Omit images. Retype all entries verbatim.

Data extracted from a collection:
□ □ □ □ □ □ □
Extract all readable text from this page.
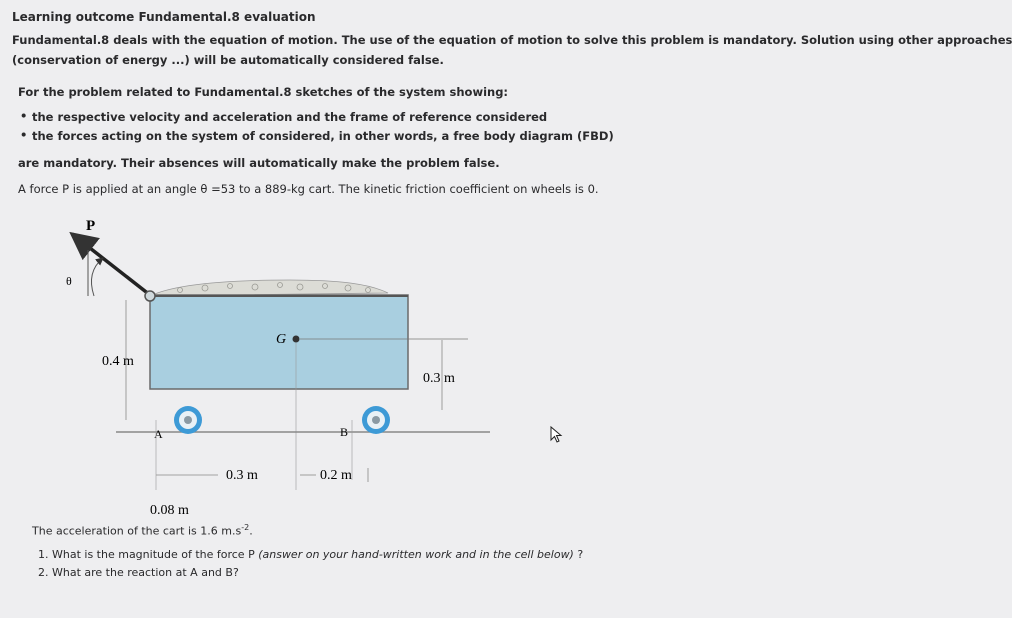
Learning outcome Fundamental.8 evaluation
Fundamental.8 deals with the equation of motion. The use of the equation of motion to solve this problem is mandatory. Solution using other approaches
(conservation of energy ...) will be automatically considered false.
For the problem related to Fundamental.8 sketches of the system showing:
• the respective velocity and acceleration and the frame of reference considered
• the forces acting on the system of considered, in other words, a free body diagram (FBD)
are mandatory. Their absences will automatically make the problem false.
A force P is applied at an angle θ =53 to a 889-kg cart. The kinetic friction coefficient on wheels is 0.
P
θ
G
A	B
0.4 m
0.3 m
0.3 m	0.2 m
0.08 m
The acceleration of the cart is 1.6 $m.s^{-2}$.
1. What is the magnitude of the force P (answer on your hand-written work and in the cell below) ?
2. What are the reaction at A and B?
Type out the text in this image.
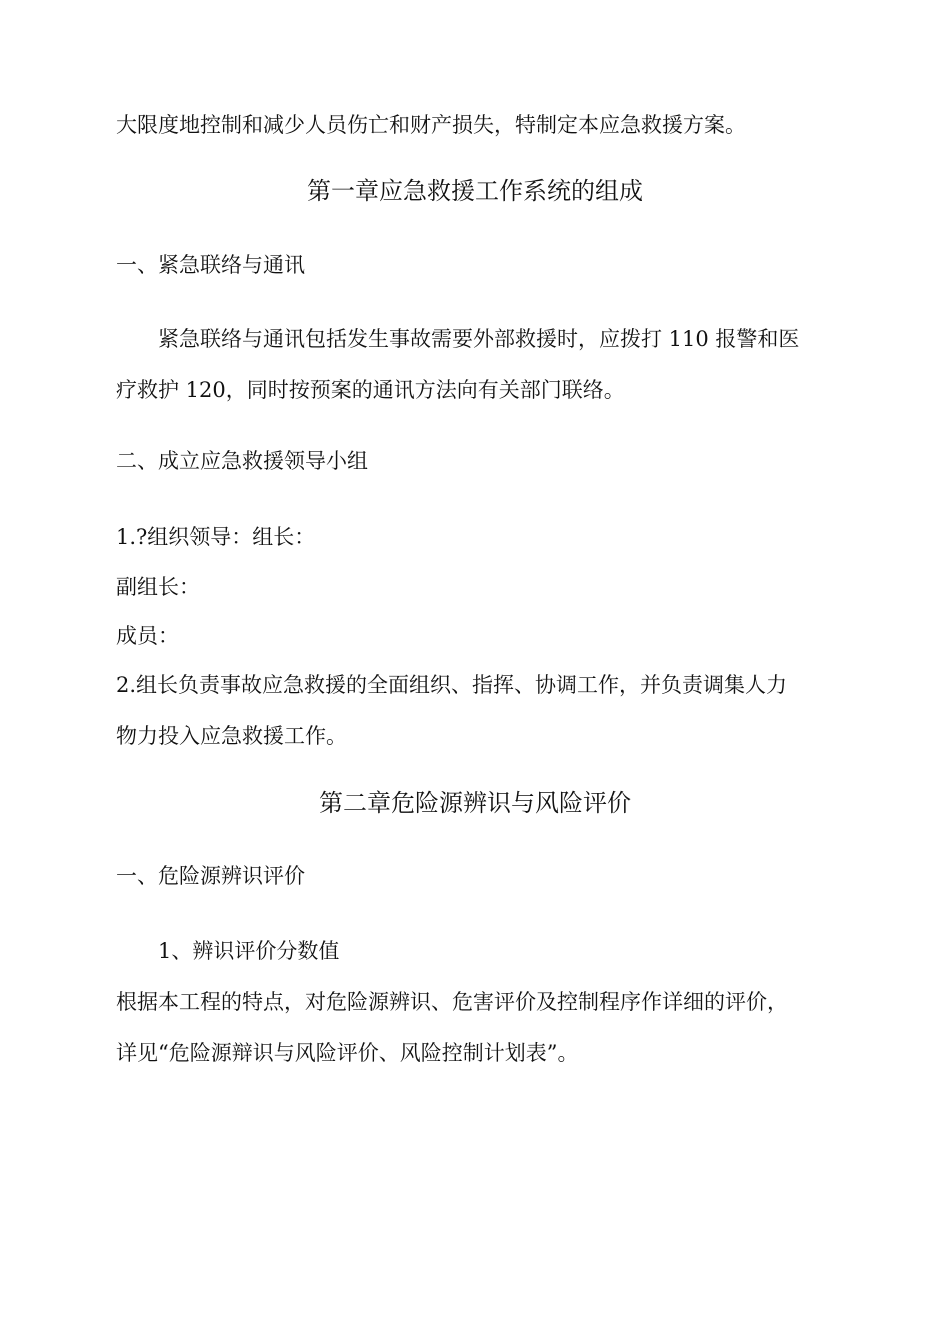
大限度地控制和减少人员伤亡和财产损失，特制定本应急救援方案。
第一章应急救援工作系统的组成
一、紧急联络与通讯
紧急联络与通讯包括发生事故需要外部救援时，应拨打 110 报警和医
疗救护 120，同时按预案的通讯方法向有关部门联络。
二、成立应急救援领导小组
1.?组织领导：组长：
副组长：
成员：
2.组长负责事故应急救援的全面组织、指挥、协调工作，并负责调集人力
物力投入应急救援工作。
第二章危险源辨识与风险评价
一、危险源辨识评价
1、辨识评价分数值
根据本工程的特点，对危险源辨识、危害评价及控制程序作详细的评价，
详见“危险源辩识与风险评价、风险控制计划表”。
□ □ □ □ □ □ □
Output of the exercise:
Extract all readable text from this page.
Learning outcome Fundamental.8 evaluation
Fundamental.8 deals with the equation of motion. The use of the equation of motion to solve this problem is mandatory. Solution using other approaches
(conservation of energy ...) will be automatically considered false.
For the problem related to Fundamental.8 sketches of the system showing:
• the respective velocity and acceleration and the frame of reference considered
• the forces acting on the system of considered, in other words, a free body diagram (FBD)
are mandatory. Their absences will automatically make the problem false.
A force P is applied at an angle θ =53 to a 889-kg cart. The kinetic friction coefficient on wheels is 0.
P
θ
G
A	B
0.4 m
0.3 m
0.3 m	0.2 m
0.08 m
The acceleration of the cart is 1.6 $m.s^{-2}$.
1. What is the magnitude of the force P (answer on your hand-written work and in the cell below) ?
2. What are the reaction at A and B?
Type out the text in this image.
大限度地控制和减少人员伤亡和财产损失，特制定本应急救援方案。
第一章应急救援工作系统的组成
一、紧急联络与通讯
紧急联络与通讯包括发生事故需要外部救援时，应拨打 110 报警和医
疗救护 120，同时按预案的通讯方法向有关部门联络。
二、成立应急救援领导小组
1.?组织领导：组长：
副组长：
成员：
2.组长负责事故应急救援的全面组织、指挥、协调工作，并负责调集人力
物力投入应急救援工作。
第二章危险源辨识与风险评价
一、危险源辨识评价
1、辨识评价分数值
根据本工程的特点，对危险源辨识、危害评价及控制程序作详细的评价，
详见“危险源辩识与风险评价、风险控制计划表”。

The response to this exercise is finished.